## GOAL OF THE EXERCISE:
Would you return every line of the listing below that has "risco" in it?
────────────────────
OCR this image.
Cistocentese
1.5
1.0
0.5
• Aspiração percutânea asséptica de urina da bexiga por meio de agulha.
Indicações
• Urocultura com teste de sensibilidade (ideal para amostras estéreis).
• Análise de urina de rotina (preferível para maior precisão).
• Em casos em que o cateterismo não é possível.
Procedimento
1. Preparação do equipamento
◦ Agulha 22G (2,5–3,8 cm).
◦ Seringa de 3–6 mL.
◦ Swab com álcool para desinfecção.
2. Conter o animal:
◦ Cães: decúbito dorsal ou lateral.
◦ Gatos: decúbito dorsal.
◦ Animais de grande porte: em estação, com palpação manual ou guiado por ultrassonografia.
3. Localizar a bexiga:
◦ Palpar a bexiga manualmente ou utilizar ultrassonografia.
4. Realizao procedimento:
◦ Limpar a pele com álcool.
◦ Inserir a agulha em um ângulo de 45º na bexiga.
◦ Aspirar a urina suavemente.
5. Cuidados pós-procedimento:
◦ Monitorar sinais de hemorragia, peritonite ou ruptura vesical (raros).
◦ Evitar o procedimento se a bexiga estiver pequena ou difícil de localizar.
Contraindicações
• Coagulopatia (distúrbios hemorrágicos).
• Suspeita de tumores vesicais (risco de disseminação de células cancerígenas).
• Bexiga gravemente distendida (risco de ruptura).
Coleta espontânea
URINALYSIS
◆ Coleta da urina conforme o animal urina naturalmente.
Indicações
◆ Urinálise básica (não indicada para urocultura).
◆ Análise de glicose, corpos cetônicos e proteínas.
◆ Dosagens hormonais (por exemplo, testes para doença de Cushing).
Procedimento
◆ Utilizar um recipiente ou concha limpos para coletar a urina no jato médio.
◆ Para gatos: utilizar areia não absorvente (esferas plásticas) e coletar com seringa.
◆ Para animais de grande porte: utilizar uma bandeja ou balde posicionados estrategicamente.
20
────────────────────
## YOUR SOLUTION:
• Suspeita de tumores vesicais (risco de disseminação de células cancerígenas).
• Bexiga gravemente distendida (risco de ruptura).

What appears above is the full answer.